-- start Data excerpts --

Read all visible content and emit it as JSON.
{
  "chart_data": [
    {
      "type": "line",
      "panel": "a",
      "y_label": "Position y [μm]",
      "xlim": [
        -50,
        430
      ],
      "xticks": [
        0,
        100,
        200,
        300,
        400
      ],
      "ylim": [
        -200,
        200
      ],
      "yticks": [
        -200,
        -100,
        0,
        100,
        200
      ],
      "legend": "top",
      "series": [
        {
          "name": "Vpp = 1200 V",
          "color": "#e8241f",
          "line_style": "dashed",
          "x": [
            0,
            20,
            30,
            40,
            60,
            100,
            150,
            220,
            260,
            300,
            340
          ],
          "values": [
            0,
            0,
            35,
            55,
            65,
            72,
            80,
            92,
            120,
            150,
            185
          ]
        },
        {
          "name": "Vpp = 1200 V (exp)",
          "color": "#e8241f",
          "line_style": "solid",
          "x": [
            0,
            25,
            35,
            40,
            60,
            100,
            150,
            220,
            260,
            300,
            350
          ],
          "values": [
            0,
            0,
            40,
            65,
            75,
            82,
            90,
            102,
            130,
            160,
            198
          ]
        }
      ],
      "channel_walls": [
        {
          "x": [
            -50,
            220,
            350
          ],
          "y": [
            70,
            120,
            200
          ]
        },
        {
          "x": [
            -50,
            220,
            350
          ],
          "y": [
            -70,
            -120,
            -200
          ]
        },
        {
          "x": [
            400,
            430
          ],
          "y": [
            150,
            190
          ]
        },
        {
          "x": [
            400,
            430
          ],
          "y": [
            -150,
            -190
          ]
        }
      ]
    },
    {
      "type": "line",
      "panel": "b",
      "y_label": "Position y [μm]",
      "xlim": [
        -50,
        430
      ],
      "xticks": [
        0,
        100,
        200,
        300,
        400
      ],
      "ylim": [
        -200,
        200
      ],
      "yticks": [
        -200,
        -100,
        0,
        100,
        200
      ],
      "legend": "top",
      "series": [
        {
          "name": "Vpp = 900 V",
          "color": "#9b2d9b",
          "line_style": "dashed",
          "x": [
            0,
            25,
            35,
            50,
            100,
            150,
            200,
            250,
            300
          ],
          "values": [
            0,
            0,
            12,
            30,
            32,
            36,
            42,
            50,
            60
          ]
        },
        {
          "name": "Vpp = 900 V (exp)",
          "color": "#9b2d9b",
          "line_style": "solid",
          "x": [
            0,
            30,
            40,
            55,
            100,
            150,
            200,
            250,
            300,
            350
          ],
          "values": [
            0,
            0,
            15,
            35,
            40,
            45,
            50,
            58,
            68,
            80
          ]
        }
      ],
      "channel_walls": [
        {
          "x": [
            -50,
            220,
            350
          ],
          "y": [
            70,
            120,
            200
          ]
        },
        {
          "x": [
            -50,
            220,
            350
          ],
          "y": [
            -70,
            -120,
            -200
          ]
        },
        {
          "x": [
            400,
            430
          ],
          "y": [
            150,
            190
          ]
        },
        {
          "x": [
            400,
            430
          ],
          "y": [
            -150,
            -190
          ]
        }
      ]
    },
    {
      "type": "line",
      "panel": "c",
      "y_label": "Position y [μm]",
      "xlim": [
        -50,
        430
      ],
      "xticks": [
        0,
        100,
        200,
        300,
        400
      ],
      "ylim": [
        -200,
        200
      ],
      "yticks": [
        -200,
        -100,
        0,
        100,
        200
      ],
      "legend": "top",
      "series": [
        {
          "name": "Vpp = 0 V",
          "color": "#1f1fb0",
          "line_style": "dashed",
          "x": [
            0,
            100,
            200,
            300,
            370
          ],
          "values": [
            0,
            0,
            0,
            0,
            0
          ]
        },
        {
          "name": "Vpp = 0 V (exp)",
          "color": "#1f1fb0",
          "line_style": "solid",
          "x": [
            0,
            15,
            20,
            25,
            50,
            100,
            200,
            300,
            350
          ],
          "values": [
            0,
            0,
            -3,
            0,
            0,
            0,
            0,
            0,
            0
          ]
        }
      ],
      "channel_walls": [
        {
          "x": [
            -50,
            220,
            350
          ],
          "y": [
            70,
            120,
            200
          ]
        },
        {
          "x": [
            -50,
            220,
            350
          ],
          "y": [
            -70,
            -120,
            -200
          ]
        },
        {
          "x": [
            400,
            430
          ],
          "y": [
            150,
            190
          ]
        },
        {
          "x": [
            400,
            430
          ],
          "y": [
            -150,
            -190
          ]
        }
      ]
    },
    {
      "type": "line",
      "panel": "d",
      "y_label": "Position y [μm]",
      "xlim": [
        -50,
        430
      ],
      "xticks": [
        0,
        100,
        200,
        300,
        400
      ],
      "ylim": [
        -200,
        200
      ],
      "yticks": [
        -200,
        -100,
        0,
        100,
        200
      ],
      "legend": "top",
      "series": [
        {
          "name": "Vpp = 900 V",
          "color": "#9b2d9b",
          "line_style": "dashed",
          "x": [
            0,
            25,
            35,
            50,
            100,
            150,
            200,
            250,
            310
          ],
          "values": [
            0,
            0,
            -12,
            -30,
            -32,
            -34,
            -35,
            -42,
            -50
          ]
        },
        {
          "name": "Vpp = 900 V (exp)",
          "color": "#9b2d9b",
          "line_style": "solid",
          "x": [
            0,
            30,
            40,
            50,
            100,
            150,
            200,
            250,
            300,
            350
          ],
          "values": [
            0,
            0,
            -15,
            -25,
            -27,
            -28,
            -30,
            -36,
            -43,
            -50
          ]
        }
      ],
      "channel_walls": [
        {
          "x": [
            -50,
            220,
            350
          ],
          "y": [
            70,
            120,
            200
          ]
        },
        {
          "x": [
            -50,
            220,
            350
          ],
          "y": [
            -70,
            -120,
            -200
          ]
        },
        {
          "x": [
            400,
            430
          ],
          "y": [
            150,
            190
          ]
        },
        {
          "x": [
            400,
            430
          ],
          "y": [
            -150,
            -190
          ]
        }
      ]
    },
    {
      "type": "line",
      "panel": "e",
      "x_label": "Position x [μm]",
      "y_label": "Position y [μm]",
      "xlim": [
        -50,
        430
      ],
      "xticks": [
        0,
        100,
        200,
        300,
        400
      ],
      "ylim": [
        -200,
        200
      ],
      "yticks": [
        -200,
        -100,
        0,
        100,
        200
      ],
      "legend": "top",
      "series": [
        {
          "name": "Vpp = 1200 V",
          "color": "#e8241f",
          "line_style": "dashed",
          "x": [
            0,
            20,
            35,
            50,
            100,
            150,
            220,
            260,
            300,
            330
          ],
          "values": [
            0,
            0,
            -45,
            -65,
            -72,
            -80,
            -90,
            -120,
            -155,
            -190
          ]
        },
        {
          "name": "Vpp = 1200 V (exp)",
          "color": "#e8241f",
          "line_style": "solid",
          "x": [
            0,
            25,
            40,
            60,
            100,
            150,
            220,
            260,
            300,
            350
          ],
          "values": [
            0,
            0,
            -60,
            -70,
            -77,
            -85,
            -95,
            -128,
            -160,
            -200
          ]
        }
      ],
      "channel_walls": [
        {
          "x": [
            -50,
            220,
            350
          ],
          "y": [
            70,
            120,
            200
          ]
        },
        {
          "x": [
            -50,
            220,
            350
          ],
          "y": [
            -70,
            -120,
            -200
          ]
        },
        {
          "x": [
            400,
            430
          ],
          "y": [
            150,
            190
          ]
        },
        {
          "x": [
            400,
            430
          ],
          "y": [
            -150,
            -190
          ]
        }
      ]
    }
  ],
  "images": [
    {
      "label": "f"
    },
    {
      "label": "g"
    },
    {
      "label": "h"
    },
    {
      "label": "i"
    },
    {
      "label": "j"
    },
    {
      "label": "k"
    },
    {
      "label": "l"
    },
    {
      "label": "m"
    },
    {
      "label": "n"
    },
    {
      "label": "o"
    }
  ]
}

-- end Data excerpts --

Task to complete: Reproduce each entry from the records above, character for character.

Result below:
Read all visible content and emit it as JSON.
{
  "chart_data": [
    {
      "type": "line",
      "panel": "a",
      "y_label": "Position y [μm]",
      "xlim": [
        -50,
        430
      ],
      "xticks": [
        0,
        100,
        200,
        300,
        400
      ],
      "ylim": [
        -200,
        200
      ],
      "yticks": [
        -200,
        -100,
        0,
        100,
        200
      ],
      "legend": "top",
      "series": [
        {
          "name": "Vpp = 1200 V",
          "color": "#e8241f",
          "line_style": "dashed",
          "x": [
            0,
            20,
            30,
            40,
            60,
            100,
            150,
            220,
            260,
            300,
            340
          ],
          "values": [
            0,
            0,
            35,
            55,
            65,
            72,
            80,
            92,
            120,
            150,
            185
          ]
        },
        {
          "name": "Vpp = 1200 V (exp)",
          "color": "#e8241f",
          "line_style": "solid",
          "x": [
            0,
            25,
            35,
            40,
            60,
            100,
            150,
            220,
            260,
            300,
            350
          ],
          "values": [
            0,
            0,
            40,
            65,
            75,
            82,
            90,
            102,
            130,
            160,
            198
          ]
        }
      ],
      "channel_walls": [
        {
          "x": [
            -50,
            220,
            350
          ],
          "y": [
            70,
            120,
            200
          ]
        },
        {
          "x": [
            -50,
            220,
            350
          ],
          "y": [
            -70,
            -120,
            -200
          ]
        },
        {
          "x": [
            400,
            430
          ],
          "y": [
            150,
            190
          ]
        },
        {
          "x": [
            400,
            430
          ],
          "y": [
            -150,
            -190
          ]
        }
      ]
    },
    {
      "type": "line",
      "panel": "b",
      "y_label": "Position y [μm]",
      "xlim": [
        -50,
        430
      ],
      "xticks": [
        0,
        100,
        200,
        300,
        400
      ],
      "ylim": [
        -200,
        200
      ],
      "yticks": [
        -200,
        -100,
        0,
        100,
        200
      ],
      "legend": "top",
      "series": [
        {
          "name": "Vpp = 900 V",
          "color": "#9b2d9b",
          "line_style": "dashed",
          "x": [
            0,
            25,
            35,
            50,
            100,
            150,
            200,
            250,
            300
          ],
          "values": [
            0,
            0,
            12,
            30,
            32,
            36,
            42,
            50,
            60
          ]
        },
        {
          "name": "Vpp = 900 V (exp)",
          "color": "#9b2d9b",
          "line_style": "solid",
          "x": [
            0,
            30,
            40,
            55,
            100,
            150,
            200,
            250,
            300,
            350
          ],
          "values": [
            0,
            0,
            15,
            35,
            40,
            45,
            50,
            58,
            68,
            80
          ]
        }
      ],
      "channel_walls": [
        {
          "x": [
            -50,
            220,
            350
          ],
          "y": [
            70,
            120,
            200
          ]
        },
        {
          "x": [
            -50,
            220,
            350
          ],
          "y": [
            -70,
            -120,
            -200
          ]
        },
        {
          "x": [
            400,
            430
          ],
          "y": [
            150,
            190
          ]
        },
        {
          "x": [
            400,
            430
          ],
          "y": [
            -150,
            -190
          ]
        }
      ]
    },
    {
      "type": "line",
      "panel": "c",
      "y_label": "Position y [μm]",
      "xlim": [
        -50,
        430
      ],
      "xticks": [
        0,
        100,
        200,
        300,
        400
      ],
      "ylim": [
        -200,
        200
      ],
      "yticks": [
        -200,
        -100,
        0,
        100,
        200
      ],
      "legend": "top",
      "series": [
        {
          "name": "Vpp = 0 V",
          "color": "#1f1fb0",
          "line_style": "dashed",
          "x": [
            0,
            100,
            200,
            300,
            370
          ],
          "values": [
            0,
            0,
            0,
            0,
            0
          ]
        },
        {
          "name": "Vpp = 0 V (exp)",
          "color": "#1f1fb0",
          "line_style": "solid",
          "x": [
            0,
            15,
            20,
            25,
            50,
            100,
            200,
            300,
            350
          ],
          "values": [
            0,
            0,
            -3,
            0,
            0,
            0,
            0,
            0,
            0
          ]
        }
      ],
      "channel_walls": [
        {
          "x": [
            -50,
            220,
            350
          ],
          "y": [
            70,
            120,
            200
          ]
        },
        {
          "x": [
            -50,
            220,
            350
          ],
          "y": [
            -70,
            -120,
            -200
          ]
        },
        {
          "x": [
            400,
            430
          ],
          "y": [
            150,
            190
          ]
        },
        {
          "x": [
            400,
            430
          ],
          "y": [
            -150,
            -190
          ]
        }
      ]
    },
    {
      "type": "line",
      "panel": "d",
      "y_label": "Position y [μm]",
      "xlim": [
        -50,
        430
      ],
      "xticks": [
        0,
        100,
        200,
        300,
        400
      ],
      "ylim": [
        -200,
        200
      ],
      "yticks": [
        -200,
        -100,
        0,
        100,
        200
      ],
      "legend": "top",
      "series": [
        {
          "name": "Vpp = 900 V",
          "color": "#9b2d9b",
          "line_style": "dashed",
          "x": [
            0,
            25,
            35,
            50,
            100,
            150,
            200,
            250,
            310
          ],
          "values": [
            0,
            0,
            -12,
            -30,
            -32,
            -34,
            -35,
            -42,
            -50
          ]
        },
        {
          "name": "Vpp = 900 V (exp)",
          "color": "#9b2d9b",
          "line_style": "solid",
          "x": [
            0,
            30,
            40,
            50,
            100,
            150,
            200,
            250,
            300,
            350
          ],
          "values": [
            0,
            0,
            -15,
            -25,
            -27,
            -28,
            -30,
            -36,
            -43,
            -50
          ]
        }
      ],
      "channel_walls": [
        {
          "x": [
            -50,
            220,
            350
          ],
          "y": [
            70,
            120,
            200
          ]
        },
        {
          "x": [
            -50,
            220,
            350
          ],
          "y": [
            -70,
            -120,
            -200
          ]
        },
        {
          "x": [
            400,
            430
          ],
          "y": [
            150,
            190
          ]
        },
        {
          "x": [
            400,
            430
          ],
          "y": [
            -150,
            -190
          ]
        }
      ]
    },
    {
      "type": "line",
      "panel": "e",
      "x_label": "Position x [μm]",
      "y_label": "Position y [μm]",
      "xlim": [
        -50,
        430
      ],
      "xticks": [
        0,
        100,
        200,
        300,
        400
      ],
      "ylim": [
        -200,
        200
      ],
      "yticks": [
        -200,
        -100,
        0,
        100,
        200
      ],
      "legend": "top",
      "series": [
        {
          "name": "Vpp = 1200 V",
          "color": "#e8241f",
          "line_style": "dashed",
          "x": [
            0,
            20,
            35,
            50,
            100,
            150,
            220,
            260,
            300,
            330
          ],
          "values": [
            0,
            0,
            -45,
            -65,
            -72,
            -80,
            -90,
            -120,
            -155,
            -190
          ]
        },
        {
          "name": "Vpp = 1200 V (exp)",
          "color": "#e8241f",
          "line_style": "solid",
          "x": [
            0,
            25,
            40,
            60,
            100,
            150,
            220,
            260,
            300,
            350
          ],
          "values": [
            0,
            0,
            -60,
            -70,
            -77,
            -85,
            -95,
            -128,
            -160,
            -200
          ]
        }
      ],
      "channel_walls": [
        {
          "x": [
            -50,
            220,
            350
          ],
          "y": [
            70,
            120,
            200
          ]
        },
        {
          "x": [
            -50,
            220,
            350
          ],
          "y": [
            -70,
            -120,
            -200
          ]
        },
        {
          "x": [
            400,
            430
          ],
          "y": [
            150,
            190
          ]
        },
        {
          "x": [
            400,
            430
          ],
          "y": [
            -150,
            -190
          ]
        }
      ]
    }
  ],
  "images": [
    {
      "label": "f"
    },
    {
      "label": "g"
    },
    {
      "label": "h"
    },
    {
      "label": "i"
    },
    {
      "label": "j"
    },
    {
      "label": "k"
    },
    {
      "label": "l"
    },
    {
      "label": "m"
    },
    {
      "label": "n"
    },
    {
      "label": "o"
    }
  ]
}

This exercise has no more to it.